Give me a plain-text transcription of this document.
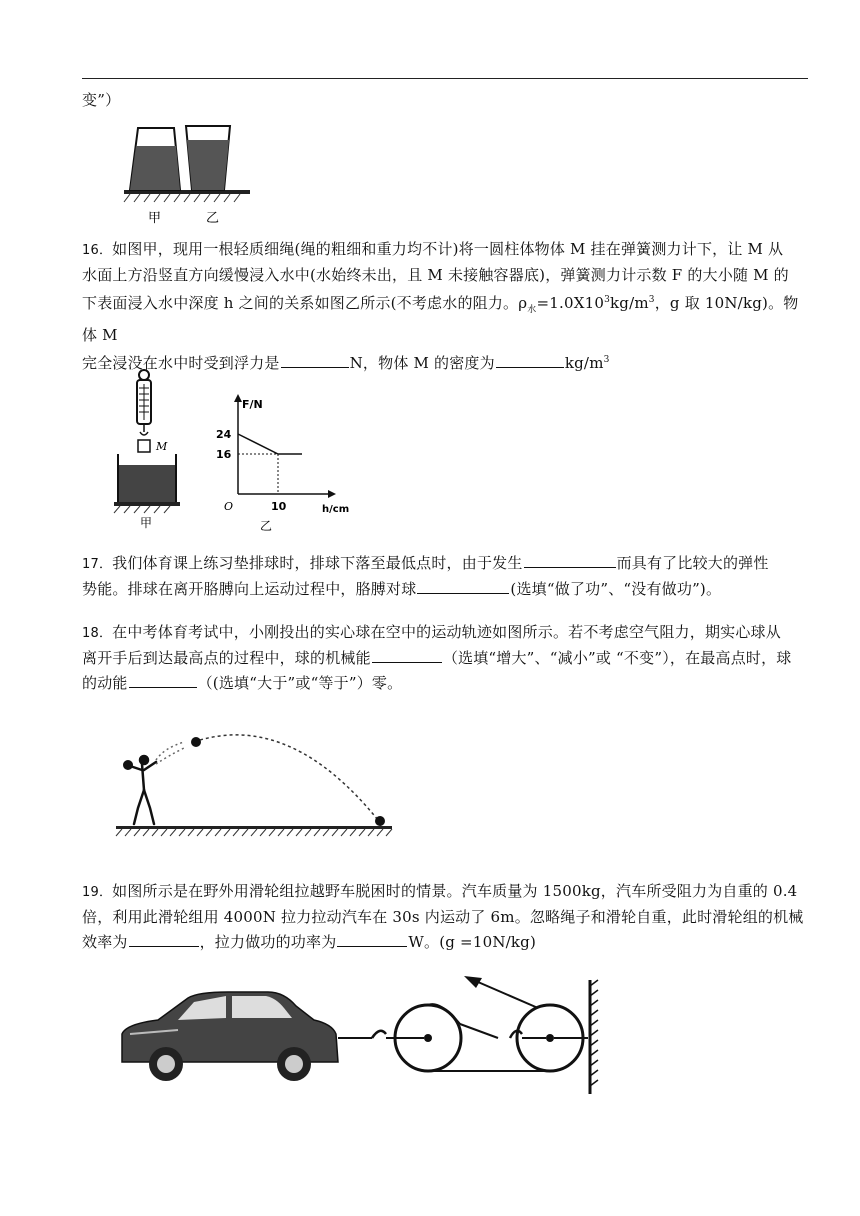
变”）
甲	乙
16．如图甲，现用一根轻质细绳(绳的粗细和重力均不计)将一圆柱体物体 M 挂在弹簧测力计下，让 M 从
水面上方沿竖直方向缓慢浸入水中(水始终未出，且 M 未接触容器底)，弹簧测力计示数 F 的大小随 M 的
下表面浸入水中深度 h 之间的关系如图乙所示(不考虑水的阻力。$\rho_水=1.0X10^3kg/m^3$，g 取 10N/kg)。物体 M
完全浸没在水中时受到浮力是	N，物体 M 的密度为	$kg/m^3$
M
甲
F/N
h/cm
O
24
16
10
乙
17．我们体育课上练习垫排球时，排球下落至最低点时，由于发生	而具有了比较大的弹性
势能。排球在离开胳膊向上运动过程中，胳膊对球	(选填“做了功”、“没有做功”)。
18．在中考体育考试中，小刚投出的实心球在空中的运动轨迹如图所示。若不考虑空气阻力，期实心球从
离开手后到达最高点的过程中，球的机械能	（选填“增大”、“减小”或 “不变”），在最高点时，球
的动能	（(选填“大于”或“等于”）零。
19．如图所示是在野外用滑轮组拉越野车脱困时的情景。汽车质量为 1500kg，汽车所受阻力为自重的 0.4
倍，利用此滑轮组用 4000N 拉力拉动汽车在 30s 内运动了 6m。忽略绳子和滑轮自重，此时滑轮组的机械
效率为	，拉力做功的功率为	W。(g =10N/kg)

--------------------------------------------------

Task to carry out. Copy each line exactly, and leave the pictures out of your copy.

Full response.
Give me a plain-text transcription of this document.
变”）
甲	乙
16．如图甲，现用一根轻质细绳(绳的粗细和重力均不计)将一圆柱体物体 M 挂在弹簧测力计下，让 M 从
水面上方沿竖直方向缓慢浸入水中(水始终未出，且 M 未接触容器底)，弹簧测力计示数 F 的大小随 M 的
下表面浸入水中深度 h 之间的关系如图乙所示(不考虑水的阻力。$\rho_水=1.0X10^3kg/m^3$，g 取 10N/kg)。物体 M
完全浸没在水中时受到浮力是	N，物体 M 的密度为	$kg/m^3$
M
甲
F/N
h/cm
O
24
16
10
乙
17．我们体育课上练习垫排球时，排球下落至最低点时，由于发生	而具有了比较大的弹性
势能。排球在离开胳膊向上运动过程中，胳膊对球	(选填“做了功”、“没有做功”)。
18．在中考体育考试中，小刚投出的实心球在空中的运动轨迹如图所示。若不考虑空气阻力，期实心球从
离开手后到达最高点的过程中，球的机械能	（选填“增大”、“减小”或 “不变”），在最高点时，球
的动能	（(选填“大于”或“等于”）零。
19．如图所示是在野外用滑轮组拉越野车脱困时的情景。汽车质量为 1500kg，汽车所受阻力为自重的 0.4
倍，利用此滑轮组用 4000N 拉力拉动汽车在 30s 内运动了 6m。忽略绳子和滑轮自重，此时滑轮组的机械
效率为	，拉力做功的功率为	W。(g =10N/kg)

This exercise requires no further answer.